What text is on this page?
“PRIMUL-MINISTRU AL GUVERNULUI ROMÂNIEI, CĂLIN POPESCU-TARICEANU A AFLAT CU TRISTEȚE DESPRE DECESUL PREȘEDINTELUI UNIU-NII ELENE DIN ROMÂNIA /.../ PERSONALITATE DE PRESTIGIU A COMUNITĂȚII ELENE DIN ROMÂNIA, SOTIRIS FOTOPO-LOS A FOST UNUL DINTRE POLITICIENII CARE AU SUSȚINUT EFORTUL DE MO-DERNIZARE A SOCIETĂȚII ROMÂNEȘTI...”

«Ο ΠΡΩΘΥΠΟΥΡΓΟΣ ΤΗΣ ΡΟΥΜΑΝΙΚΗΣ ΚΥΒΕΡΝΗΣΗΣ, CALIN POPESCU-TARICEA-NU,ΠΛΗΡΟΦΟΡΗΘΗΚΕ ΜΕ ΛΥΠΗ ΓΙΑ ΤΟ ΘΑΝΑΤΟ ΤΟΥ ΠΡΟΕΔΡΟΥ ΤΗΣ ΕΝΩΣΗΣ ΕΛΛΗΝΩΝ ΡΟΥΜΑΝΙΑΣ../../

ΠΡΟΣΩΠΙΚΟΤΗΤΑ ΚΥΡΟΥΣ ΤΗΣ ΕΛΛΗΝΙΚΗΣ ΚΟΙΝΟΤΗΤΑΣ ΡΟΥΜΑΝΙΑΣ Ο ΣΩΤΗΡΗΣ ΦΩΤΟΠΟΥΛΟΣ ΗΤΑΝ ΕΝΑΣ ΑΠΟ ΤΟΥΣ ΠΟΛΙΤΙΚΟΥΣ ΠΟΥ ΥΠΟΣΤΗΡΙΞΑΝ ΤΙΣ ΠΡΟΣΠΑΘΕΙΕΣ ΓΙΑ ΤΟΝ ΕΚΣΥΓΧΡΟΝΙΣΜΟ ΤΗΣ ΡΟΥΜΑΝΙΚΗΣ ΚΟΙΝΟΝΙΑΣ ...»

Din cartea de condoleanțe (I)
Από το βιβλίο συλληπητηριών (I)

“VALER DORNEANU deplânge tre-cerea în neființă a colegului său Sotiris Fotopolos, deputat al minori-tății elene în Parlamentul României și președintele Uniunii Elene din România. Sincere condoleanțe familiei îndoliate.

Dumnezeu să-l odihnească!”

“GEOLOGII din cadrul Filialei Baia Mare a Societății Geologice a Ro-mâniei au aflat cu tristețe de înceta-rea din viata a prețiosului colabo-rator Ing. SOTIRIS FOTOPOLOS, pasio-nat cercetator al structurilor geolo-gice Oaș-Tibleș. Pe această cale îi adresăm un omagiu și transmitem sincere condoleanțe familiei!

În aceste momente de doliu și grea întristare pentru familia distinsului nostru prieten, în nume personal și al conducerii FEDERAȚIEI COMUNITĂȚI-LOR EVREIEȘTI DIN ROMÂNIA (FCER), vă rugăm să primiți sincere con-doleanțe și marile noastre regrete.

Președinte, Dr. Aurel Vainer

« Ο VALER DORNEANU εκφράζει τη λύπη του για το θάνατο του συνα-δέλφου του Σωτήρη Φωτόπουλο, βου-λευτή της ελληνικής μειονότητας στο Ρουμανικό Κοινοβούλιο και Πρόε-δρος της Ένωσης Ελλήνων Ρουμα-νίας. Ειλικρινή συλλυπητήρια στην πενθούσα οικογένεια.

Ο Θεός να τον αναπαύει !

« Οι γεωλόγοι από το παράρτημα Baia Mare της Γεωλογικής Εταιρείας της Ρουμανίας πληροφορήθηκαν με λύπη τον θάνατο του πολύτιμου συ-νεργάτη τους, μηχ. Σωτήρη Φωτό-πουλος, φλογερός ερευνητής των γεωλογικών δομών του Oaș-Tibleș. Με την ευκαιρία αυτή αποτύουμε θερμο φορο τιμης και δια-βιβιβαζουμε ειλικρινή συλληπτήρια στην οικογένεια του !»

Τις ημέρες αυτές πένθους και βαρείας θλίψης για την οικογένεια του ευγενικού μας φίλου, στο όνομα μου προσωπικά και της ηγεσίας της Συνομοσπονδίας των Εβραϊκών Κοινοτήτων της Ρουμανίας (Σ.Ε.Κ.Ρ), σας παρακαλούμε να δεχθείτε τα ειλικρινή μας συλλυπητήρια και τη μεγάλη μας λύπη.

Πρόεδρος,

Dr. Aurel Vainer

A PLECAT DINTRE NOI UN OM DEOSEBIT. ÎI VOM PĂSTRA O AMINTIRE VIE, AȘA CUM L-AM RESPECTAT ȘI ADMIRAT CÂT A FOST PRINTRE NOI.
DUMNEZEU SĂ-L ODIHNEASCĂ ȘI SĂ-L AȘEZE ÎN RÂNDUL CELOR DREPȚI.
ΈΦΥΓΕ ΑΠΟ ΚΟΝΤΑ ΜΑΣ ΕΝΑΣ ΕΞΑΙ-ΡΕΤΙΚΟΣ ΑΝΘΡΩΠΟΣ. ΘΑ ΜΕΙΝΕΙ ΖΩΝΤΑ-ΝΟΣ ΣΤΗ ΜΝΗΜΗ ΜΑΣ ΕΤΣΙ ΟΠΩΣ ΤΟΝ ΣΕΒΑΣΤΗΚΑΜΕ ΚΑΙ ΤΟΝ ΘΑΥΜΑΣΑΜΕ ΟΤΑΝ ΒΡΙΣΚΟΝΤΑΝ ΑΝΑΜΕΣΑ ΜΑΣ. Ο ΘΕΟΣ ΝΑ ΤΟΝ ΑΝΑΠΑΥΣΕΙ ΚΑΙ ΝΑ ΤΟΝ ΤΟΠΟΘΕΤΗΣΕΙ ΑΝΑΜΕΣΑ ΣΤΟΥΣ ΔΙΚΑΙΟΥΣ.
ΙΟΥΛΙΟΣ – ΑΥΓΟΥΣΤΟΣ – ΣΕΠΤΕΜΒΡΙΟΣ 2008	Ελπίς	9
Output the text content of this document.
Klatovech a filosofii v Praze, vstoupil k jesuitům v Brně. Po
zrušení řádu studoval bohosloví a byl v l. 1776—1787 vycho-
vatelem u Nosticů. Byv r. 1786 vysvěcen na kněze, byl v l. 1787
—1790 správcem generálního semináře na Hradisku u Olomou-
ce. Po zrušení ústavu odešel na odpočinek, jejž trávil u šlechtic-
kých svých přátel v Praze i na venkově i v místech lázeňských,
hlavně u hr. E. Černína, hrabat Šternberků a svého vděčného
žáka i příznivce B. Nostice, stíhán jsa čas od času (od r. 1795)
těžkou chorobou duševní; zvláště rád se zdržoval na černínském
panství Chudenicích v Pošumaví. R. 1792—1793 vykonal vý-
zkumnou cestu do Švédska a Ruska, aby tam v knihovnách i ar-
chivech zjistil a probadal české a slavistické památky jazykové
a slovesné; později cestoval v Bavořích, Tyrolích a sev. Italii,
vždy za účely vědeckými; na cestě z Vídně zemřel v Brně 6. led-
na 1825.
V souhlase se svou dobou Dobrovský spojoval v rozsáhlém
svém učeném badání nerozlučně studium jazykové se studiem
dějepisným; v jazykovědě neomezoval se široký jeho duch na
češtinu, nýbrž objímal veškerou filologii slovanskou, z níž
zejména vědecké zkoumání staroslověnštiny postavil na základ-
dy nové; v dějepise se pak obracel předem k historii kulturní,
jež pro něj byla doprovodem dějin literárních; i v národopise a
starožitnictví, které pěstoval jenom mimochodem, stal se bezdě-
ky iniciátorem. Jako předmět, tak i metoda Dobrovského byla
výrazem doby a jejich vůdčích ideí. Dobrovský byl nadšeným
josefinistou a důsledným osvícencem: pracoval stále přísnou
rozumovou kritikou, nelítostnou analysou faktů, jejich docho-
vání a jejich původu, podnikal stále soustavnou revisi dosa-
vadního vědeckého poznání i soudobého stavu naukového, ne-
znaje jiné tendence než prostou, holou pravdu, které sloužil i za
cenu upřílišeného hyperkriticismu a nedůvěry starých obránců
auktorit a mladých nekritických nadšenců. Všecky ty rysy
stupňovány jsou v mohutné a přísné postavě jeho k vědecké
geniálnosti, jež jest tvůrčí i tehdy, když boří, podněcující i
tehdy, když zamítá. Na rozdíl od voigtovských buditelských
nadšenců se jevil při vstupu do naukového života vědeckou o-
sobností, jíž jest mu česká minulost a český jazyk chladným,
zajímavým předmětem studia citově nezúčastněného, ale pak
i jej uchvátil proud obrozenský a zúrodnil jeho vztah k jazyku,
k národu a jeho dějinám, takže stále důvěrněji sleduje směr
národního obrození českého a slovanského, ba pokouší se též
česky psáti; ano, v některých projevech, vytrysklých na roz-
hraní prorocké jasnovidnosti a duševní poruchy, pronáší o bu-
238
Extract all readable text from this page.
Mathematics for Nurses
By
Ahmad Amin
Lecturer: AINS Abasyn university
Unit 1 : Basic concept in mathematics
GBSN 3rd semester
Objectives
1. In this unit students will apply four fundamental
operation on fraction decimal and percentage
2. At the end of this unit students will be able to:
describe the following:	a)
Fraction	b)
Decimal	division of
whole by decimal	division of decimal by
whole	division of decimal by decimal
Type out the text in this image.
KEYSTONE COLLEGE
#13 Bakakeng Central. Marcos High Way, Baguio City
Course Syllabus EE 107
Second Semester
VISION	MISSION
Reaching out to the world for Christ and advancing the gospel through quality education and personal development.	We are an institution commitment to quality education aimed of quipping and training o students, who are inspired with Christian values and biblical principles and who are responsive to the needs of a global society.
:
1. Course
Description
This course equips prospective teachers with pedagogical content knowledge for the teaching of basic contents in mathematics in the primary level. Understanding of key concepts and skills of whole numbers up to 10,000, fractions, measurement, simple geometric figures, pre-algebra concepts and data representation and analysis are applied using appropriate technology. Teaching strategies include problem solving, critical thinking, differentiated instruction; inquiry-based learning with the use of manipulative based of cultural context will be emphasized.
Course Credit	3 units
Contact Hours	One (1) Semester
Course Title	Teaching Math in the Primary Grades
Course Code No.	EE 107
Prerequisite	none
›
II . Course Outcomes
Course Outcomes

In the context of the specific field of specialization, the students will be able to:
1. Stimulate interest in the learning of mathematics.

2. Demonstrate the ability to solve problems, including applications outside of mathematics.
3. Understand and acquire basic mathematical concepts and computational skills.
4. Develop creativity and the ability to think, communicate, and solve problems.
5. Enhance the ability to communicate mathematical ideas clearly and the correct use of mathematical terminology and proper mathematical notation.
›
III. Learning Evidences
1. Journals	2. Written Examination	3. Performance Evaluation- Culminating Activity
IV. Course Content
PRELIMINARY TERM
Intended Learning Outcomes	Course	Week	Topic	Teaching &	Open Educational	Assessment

*-*-*

__What needs to be done__
Give the count of lines containing "students", with no added text.

__Answer for this exercise__
4